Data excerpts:

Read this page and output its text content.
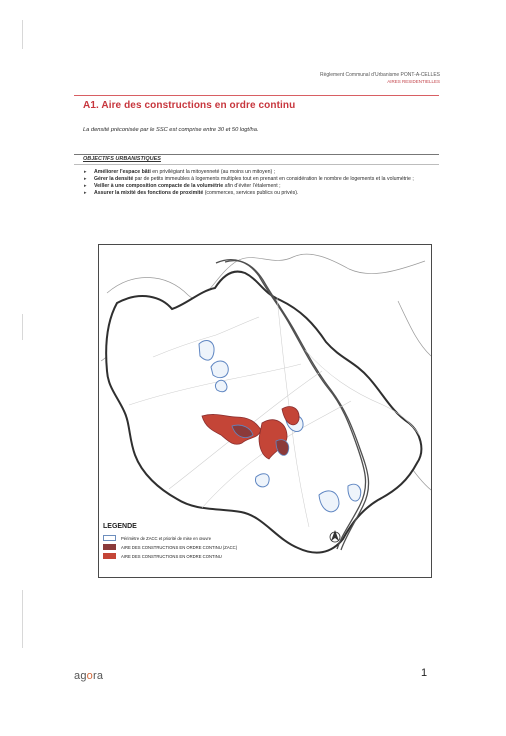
Règlement Communal d’Urbanisme PONT-A-CELLES
AIRES RESIDENTIELLES
A1. Aire des constructions en ordre continu
La densité préconisée par le SSC est comprise entre 30 et 50 logt/ha.
OBJECTIFS URBANISTIQUES
▸ Améliorer l’espace bâti en privilégiant la mitoyenneté (au moins un mitoyen) ;
▸ Gérer la densité par de petits immeubles à logements multiples tout en prenant en considération le nombre de logements et la volumétrie ;
▸ Veiller à une composition compacte de la volumétrie afin d’éviter l’étalement ;
▸ Assurer la mixité des fonctions de proximité (commerces, services publics ou privés).
LEGENDE
Périmètre de ZACC et priorité de mise en œuvre
AIRE DES CONSTRUCTIONS EN ORDRE CONTINU (ZACC)
AIRE DES CONSTRUCTIONS EN ORDRE CONTINU
agora	1
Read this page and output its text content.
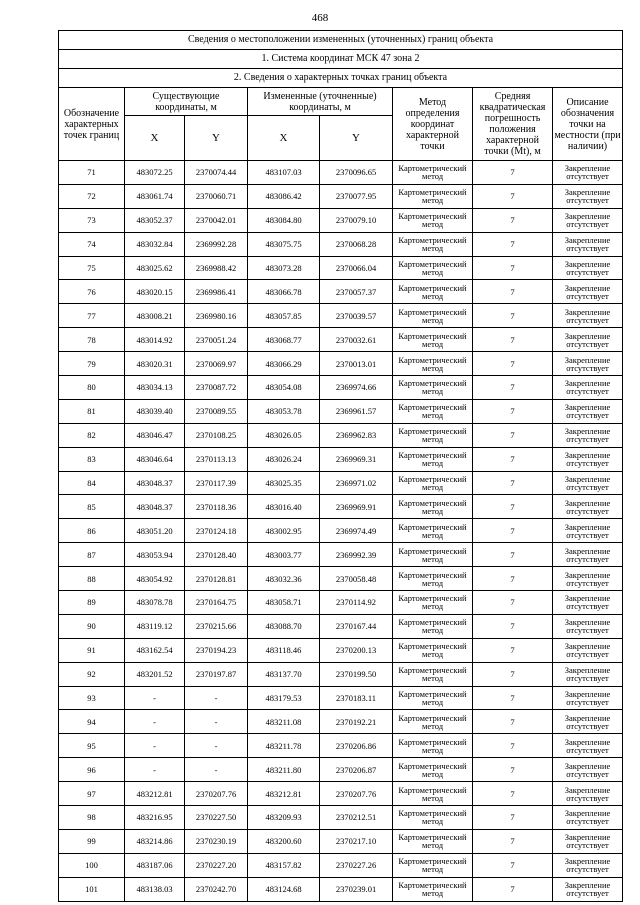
468
Сведения о местоположении измененных (уточненных) границ объекта							
1. Система координат МСК 47 зона 2							
2. Сведения о характерных точках границ объекта							
Обозначение характерных точек границ	Существующие координаты, м		Измененные (уточненные) координаты, м		Метод определения координат характерной точки	Средняя квадратическая погрешность положения характерной точки (Mt), м	Описание обозначения точки на местности (при наличии)
	X	Y	X	Y			
71	483072.25	2370074.44	483107.03	2370096.65	Картометрический метод	7	Закрепление отсутствует
72	483061.74	2370060.71	483086.42	2370077.95	Картометрический метод	7	Закрепление отсутствует
73	483052.37	2370042.01	483084.80	2370079.10	Картометрический метод	7	Закрепление отсутствует
74	483032.84	2369992.28	483075.75	2370068.28	Картометрический метод	7	Закрепление отсутствует
75	483025.62	2369988.42	483073.28	2370066.04	Картометрический метод	7	Закрепление отсутствует
76	483020.15	2369986.41	483066.78	2370057.37	Картометрический метод	7	Закрепление отсутствует
77	483008.21	2369980.16	483057.85	2370039.57	Картометрический метод	7	Закрепление отсутствует
78	483014.92	2370051.24	483068.77	2370032.61	Картометрический метод	7	Закрепление отсутствует
79	483020.31	2370069.97	483066.29	2370013.01	Картометрический метод	7	Закрепление отсутствует
80	483034.13	2370087.72	483054.08	2369974.66	Картометрический метод	7	Закрепление отсутствует
81	483039.40	2370089.55	483053.78	2369961.57	Картометрический метод	7	Закрепление отсутствует
82	483046.47	2370108.25	483026.05	2369962.83	Картометрический метод	7	Закрепление отсутствует
83	483046.64	2370113.13	483026.24	2369969.31	Картометрический метод	7	Закрепление отсутствует
84	483048.37	2370117.39	483025.35	2369971.02	Картометрический метод	7	Закрепление отсутствует
85	483048.37	2370118.36	483016.40	2369969.91	Картометрический метод	7	Закрепление отсутствует
86	483051.20	2370124.18	483002.95	2369974.49	Картометрический метод	7	Закрепление отсутствует
87	483053.94	2370128.40	483003.77	2369992.39	Картометрический метод	7	Закрепление отсутствует
88	483054.92	2370128.81	483032.36	2370058.48	Картометрический метод	7	Закрепление отсутствует
89	483078.78	2370164.75	483058.71	2370114.92	Картометрический метод	7	Закрепление отсутствует
90	483119.12	2370215.66	483088.70	2370167.44	Картометрический метод	7	Закрепление отсутствует
91	483162.54	2370194.23	483118.46	2370200.13	Картометрический метод	7	Закрепление отсутствует
92	483201.52	2370197.87	483137.70	2370199.50	Картометрический метод	7	Закрепление отсутствует
93	-	-	483179.53	2370183.11	Картометрический метод	7	Закрепление отсутствует
94	-	-	483211.08	2370192.21	Картометрический метод	7	Закрепление отсутствует
95	-	-	483211.78	2370206.86	Картометрический метод	7	Закрепление отсутствует
96	-	-	483211.80	2370206.87	Картометрический метод	7	Закрепление отсутствует
97	483212.81	2370207.76	483212.81	2370207.76	Картометрический метод	7	Закрепление отсутствует
98	483216.95	2370227.50	483209.93	2370212.51	Картометрический метод	7	Закрепление отсутствует
99	483214.86	2370230.19	483200.60	2370217.10	Картометрический метод	7	Закрепление отсутствует
100	483187.06	2370227.20	483157.82	2370227.26	Картометрический метод	7	Закрепление отсутствует
101	483138.03	2370242.70	483124.68	2370239.01	Картометрический метод	7	Закрепление отсутствует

## DIRECTIONS
Find "ZACC". Copy every line it occurs in.

## ANSWER TO THE PROBLEM
Périmètre de ZACC et priorité de mise en œuvre
AIRE DES CONSTRUCTIONS EN ORDRE CONTINU (ZACC)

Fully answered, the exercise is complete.